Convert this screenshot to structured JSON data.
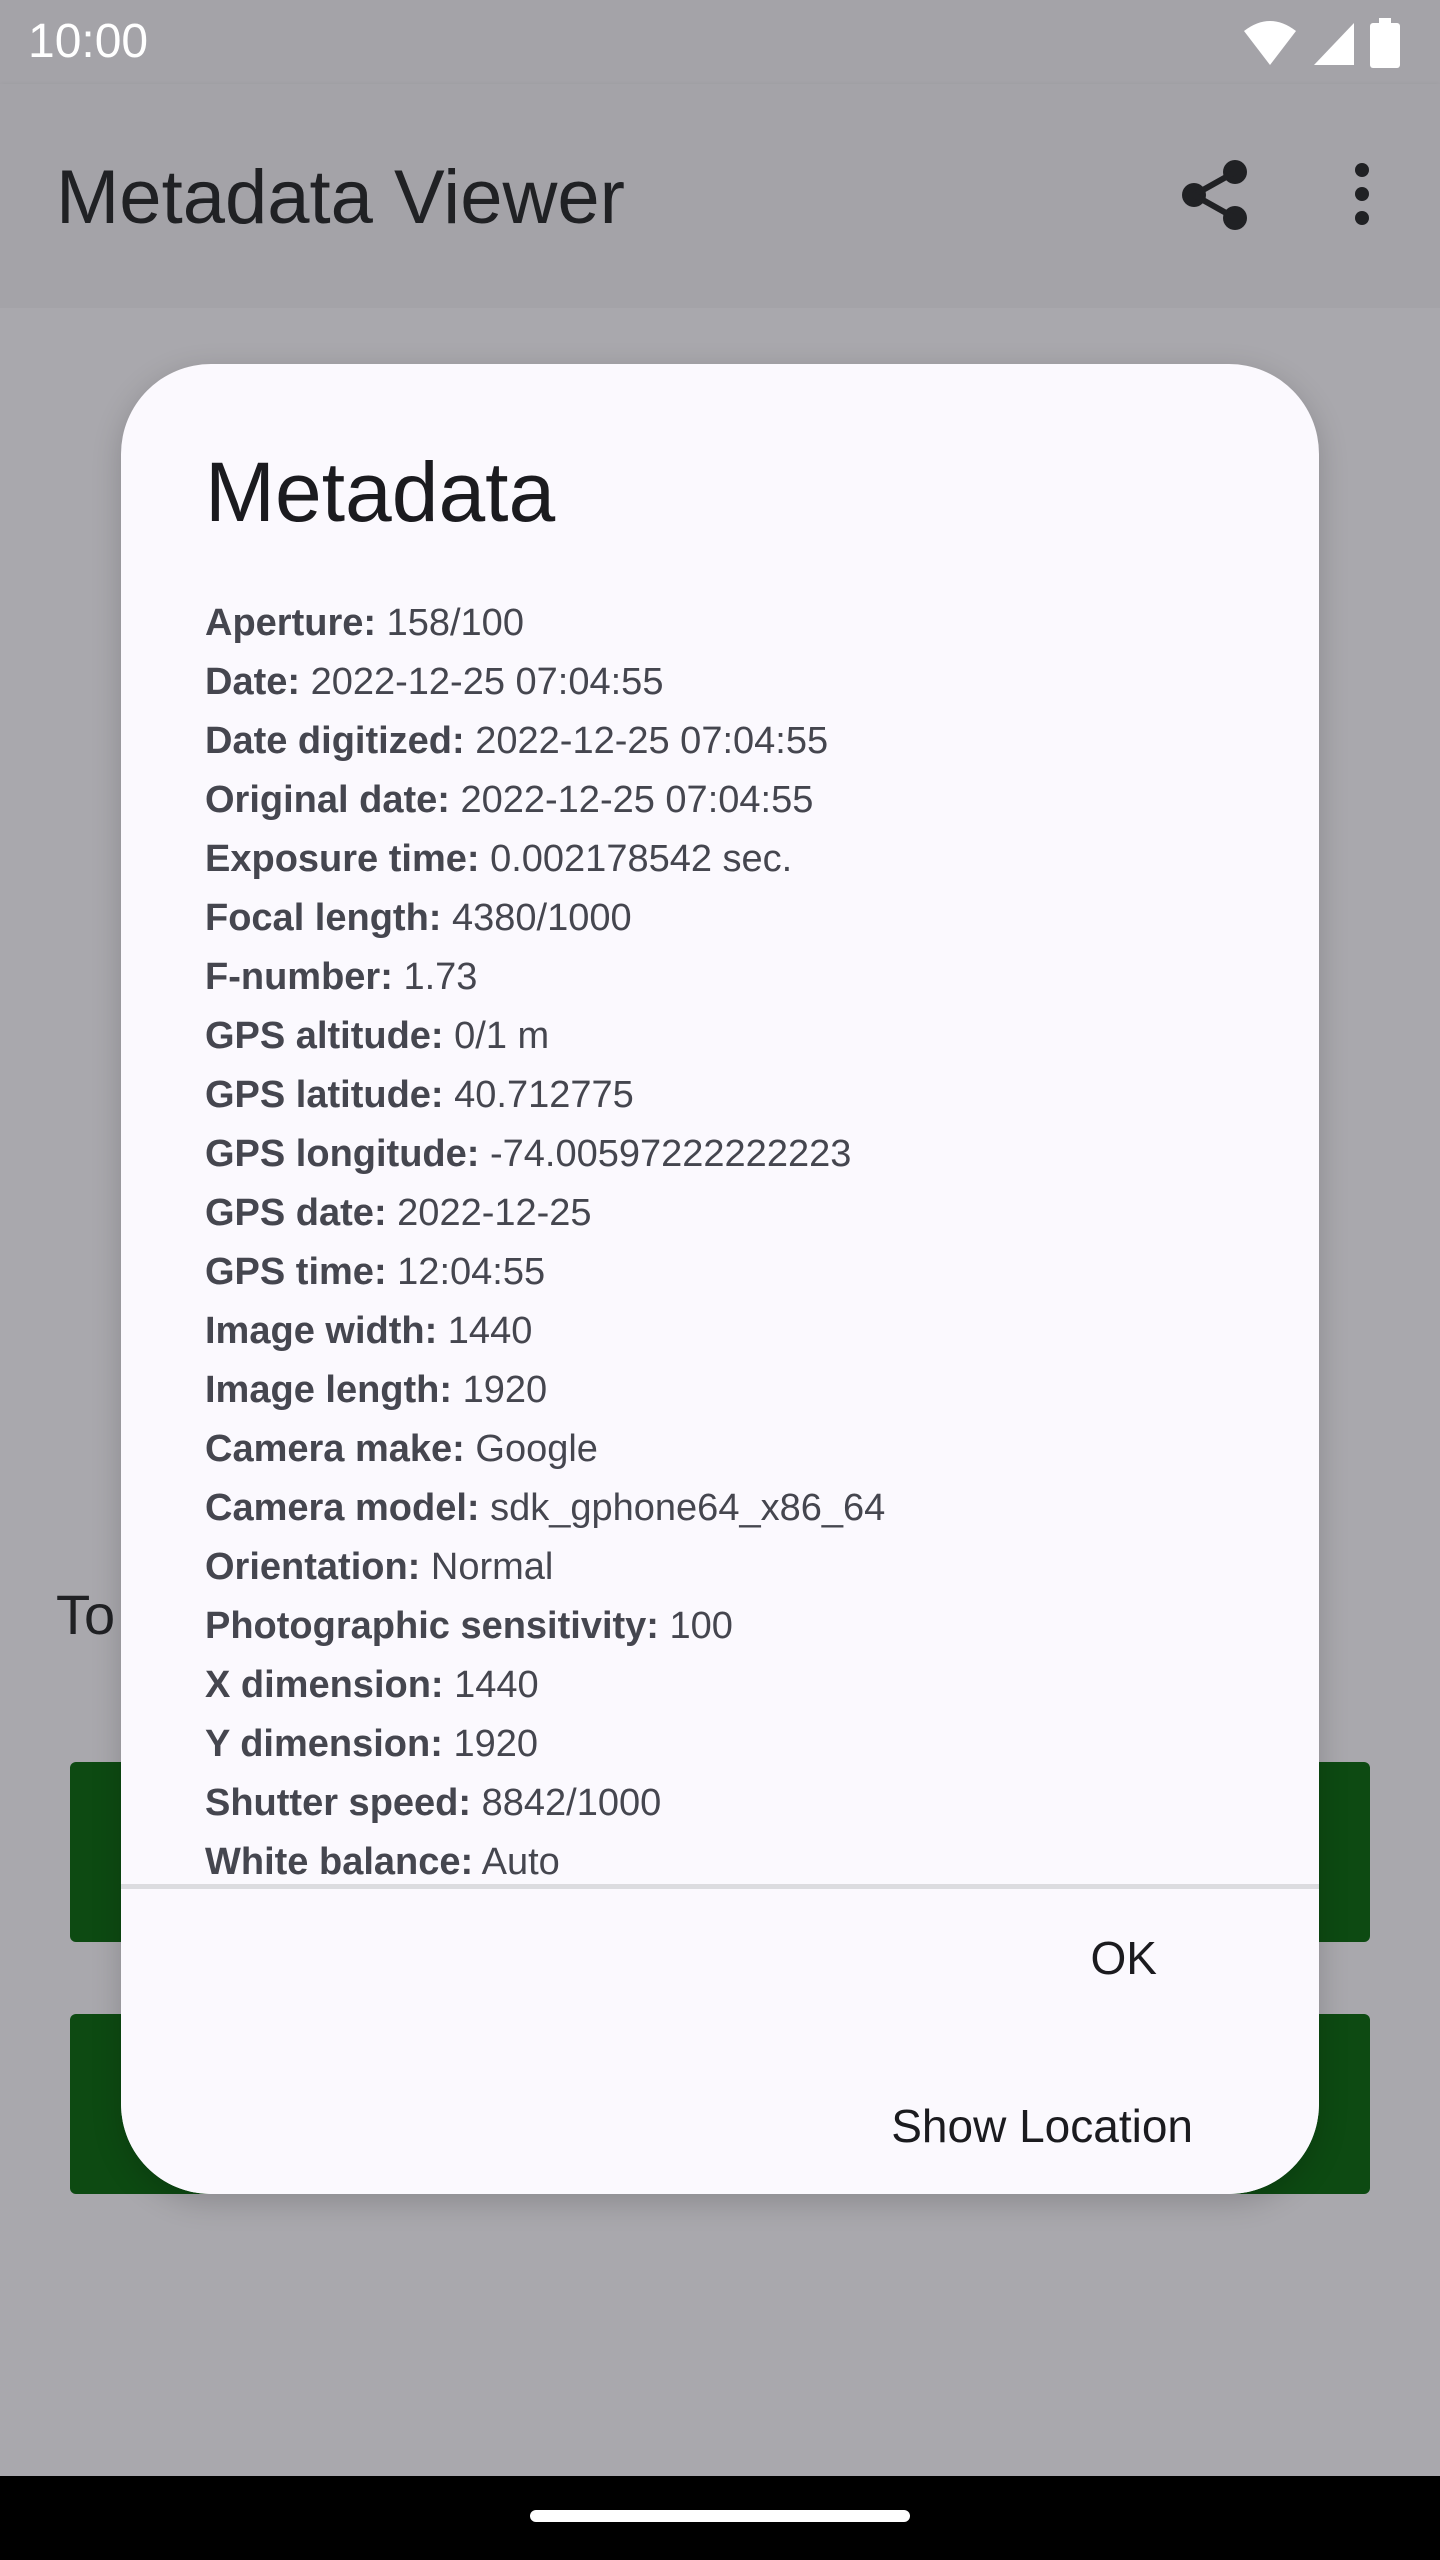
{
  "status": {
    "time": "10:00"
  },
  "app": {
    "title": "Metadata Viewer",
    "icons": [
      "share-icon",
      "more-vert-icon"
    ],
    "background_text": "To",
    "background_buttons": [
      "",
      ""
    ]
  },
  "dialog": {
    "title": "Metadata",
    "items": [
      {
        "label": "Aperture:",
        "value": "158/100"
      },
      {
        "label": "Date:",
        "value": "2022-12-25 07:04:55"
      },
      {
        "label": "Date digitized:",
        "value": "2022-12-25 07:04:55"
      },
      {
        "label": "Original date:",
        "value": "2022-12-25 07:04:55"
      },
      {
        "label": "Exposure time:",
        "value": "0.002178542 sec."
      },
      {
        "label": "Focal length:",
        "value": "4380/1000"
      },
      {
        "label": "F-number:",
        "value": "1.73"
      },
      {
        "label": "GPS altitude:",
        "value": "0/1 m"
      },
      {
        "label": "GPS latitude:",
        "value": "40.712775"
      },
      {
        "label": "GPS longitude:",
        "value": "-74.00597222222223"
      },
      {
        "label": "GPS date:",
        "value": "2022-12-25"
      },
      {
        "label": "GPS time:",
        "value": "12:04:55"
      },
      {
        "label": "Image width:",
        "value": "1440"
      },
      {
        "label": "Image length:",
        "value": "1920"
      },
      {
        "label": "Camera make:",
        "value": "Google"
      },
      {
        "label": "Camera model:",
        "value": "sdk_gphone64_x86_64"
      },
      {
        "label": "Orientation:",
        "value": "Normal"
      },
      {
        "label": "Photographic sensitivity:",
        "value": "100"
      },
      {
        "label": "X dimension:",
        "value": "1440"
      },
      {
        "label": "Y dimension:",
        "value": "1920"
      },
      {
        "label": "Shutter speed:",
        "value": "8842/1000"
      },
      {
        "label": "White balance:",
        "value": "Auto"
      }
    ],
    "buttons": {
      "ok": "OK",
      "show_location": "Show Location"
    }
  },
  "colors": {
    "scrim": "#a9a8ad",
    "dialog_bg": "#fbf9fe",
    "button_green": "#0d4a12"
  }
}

The problem: Write out the entries above word for word. Do not include the pictures.

Exercise output:
Convert this screenshot to structured JSON data.
{
  "status": {
    "time": "10:00"
  },
  "app": {
    "title": "Metadata Viewer",
    "icons": [
      "share-icon",
      "more-vert-icon"
    ],
    "background_text": "To",
    "background_buttons": [
      "",
      ""
    ]
  },
  "dialog": {
    "title": "Metadata",
    "items": [
      {
        "label": "Aperture:",
        "value": "158/100"
      },
      {
        "label": "Date:",
        "value": "2022-12-25 07:04:55"
      },
      {
        "label": "Date digitized:",
        "value": "2022-12-25 07:04:55"
      },
      {
        "label": "Original date:",
        "value": "2022-12-25 07:04:55"
      },
      {
        "label": "Exposure time:",
        "value": "0.002178542 sec."
      },
      {
        "label": "Focal length:",
        "value": "4380/1000"
      },
      {
        "label": "F-number:",
        "value": "1.73"
      },
      {
        "label": "GPS altitude:",
        "value": "0/1 m"
      },
      {
        "label": "GPS latitude:",
        "value": "40.712775"
      },
      {
        "label": "GPS longitude:",
        "value": "-74.00597222222223"
      },
      {
        "label": "GPS date:",
        "value": "2022-12-25"
      },
      {
        "label": "GPS time:",
        "value": "12:04:55"
      },
      {
        "label": "Image width:",
        "value": "1440"
      },
      {
        "label": "Image length:",
        "value": "1920"
      },
      {
        "label": "Camera make:",
        "value": "Google"
      },
      {
        "label": "Camera model:",
        "value": "sdk_gphone64_x86_64"
      },
      {
        "label": "Orientation:",
        "value": "Normal"
      },
      {
        "label": "Photographic sensitivity:",
        "value": "100"
      },
      {
        "label": "X dimension:",
        "value": "1440"
      },
      {
        "label": "Y dimension:",
        "value": "1920"
      },
      {
        "label": "Shutter speed:",
        "value": "8842/1000"
      },
      {
        "label": "White balance:",
        "value": "Auto"
      }
    ],
    "buttons": {
      "ok": "OK",
      "show_location": "Show Location"
    }
  },
  "colors": {
    "scrim": "#a9a8ad",
    "dialog_bg": "#fbf9fe",
    "button_green": "#0d4a12"
  }
}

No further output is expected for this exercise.